Work out how many lines of the listing hold the string "correlated". Answer with that number alone.

Items from a figure collection:

** begin **

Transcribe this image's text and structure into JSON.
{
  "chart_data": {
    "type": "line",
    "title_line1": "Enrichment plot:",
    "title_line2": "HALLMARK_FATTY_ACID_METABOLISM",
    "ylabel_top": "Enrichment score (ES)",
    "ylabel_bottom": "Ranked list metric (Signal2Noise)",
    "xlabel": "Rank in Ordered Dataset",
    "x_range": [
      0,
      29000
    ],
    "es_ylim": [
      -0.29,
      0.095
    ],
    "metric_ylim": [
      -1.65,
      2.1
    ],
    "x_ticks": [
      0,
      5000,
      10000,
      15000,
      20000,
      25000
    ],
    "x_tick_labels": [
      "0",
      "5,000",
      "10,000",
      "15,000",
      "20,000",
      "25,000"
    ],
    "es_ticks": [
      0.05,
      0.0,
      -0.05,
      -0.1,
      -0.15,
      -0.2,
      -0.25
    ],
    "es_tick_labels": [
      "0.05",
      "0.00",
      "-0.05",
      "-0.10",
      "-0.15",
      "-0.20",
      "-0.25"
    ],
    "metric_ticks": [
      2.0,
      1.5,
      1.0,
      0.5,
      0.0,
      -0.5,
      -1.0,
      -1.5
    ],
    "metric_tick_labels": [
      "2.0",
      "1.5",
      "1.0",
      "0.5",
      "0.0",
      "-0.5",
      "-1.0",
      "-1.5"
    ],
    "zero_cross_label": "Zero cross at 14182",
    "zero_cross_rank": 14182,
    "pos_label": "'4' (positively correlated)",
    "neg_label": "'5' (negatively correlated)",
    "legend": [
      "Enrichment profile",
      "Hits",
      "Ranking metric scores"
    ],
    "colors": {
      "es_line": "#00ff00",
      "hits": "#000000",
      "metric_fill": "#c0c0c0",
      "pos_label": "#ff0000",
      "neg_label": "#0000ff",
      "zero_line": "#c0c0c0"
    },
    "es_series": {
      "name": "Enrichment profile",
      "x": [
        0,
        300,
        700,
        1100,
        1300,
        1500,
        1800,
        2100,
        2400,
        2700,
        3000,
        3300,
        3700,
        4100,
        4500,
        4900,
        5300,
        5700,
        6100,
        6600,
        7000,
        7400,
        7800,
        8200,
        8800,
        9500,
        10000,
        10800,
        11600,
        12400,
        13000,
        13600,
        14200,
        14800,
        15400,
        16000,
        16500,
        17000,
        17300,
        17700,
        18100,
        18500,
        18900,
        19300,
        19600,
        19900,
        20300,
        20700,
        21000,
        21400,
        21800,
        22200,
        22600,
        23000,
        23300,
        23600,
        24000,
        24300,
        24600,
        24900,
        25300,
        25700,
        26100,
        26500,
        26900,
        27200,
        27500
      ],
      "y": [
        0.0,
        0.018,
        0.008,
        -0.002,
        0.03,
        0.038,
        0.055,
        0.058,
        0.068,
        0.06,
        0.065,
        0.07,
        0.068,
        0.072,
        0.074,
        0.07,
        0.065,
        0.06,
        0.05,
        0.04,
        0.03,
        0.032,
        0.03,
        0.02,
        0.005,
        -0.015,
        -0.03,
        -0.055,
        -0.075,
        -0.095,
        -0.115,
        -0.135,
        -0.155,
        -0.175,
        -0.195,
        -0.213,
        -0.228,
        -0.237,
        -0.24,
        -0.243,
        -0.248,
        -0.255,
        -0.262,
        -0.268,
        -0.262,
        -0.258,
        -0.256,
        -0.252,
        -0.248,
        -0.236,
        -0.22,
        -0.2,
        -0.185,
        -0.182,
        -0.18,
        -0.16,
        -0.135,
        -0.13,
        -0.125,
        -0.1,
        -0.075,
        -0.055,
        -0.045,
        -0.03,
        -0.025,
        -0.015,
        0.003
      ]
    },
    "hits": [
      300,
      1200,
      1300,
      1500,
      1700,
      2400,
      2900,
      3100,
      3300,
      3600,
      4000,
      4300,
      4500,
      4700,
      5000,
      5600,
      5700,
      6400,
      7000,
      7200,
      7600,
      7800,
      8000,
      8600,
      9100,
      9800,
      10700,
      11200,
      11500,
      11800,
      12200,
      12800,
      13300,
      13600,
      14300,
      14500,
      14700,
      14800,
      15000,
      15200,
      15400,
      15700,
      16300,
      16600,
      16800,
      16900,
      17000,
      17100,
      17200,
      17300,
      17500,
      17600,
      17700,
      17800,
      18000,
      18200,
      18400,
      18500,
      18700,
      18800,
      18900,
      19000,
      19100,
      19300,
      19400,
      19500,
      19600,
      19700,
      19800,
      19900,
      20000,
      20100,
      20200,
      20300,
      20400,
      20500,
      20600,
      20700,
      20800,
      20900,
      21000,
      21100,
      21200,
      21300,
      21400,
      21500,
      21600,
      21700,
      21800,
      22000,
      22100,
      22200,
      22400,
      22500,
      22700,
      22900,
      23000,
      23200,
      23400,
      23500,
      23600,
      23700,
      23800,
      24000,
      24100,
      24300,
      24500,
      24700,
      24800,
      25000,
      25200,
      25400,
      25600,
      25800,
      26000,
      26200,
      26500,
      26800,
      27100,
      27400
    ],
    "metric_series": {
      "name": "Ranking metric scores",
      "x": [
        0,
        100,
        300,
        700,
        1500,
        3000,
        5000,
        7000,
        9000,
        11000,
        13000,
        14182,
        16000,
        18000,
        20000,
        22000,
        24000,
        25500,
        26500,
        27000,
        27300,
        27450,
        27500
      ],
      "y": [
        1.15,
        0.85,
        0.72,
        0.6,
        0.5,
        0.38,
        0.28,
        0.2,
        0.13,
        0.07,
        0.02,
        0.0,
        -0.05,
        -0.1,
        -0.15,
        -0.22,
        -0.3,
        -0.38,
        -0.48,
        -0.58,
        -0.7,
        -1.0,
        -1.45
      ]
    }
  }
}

** end **

### Result of the task
2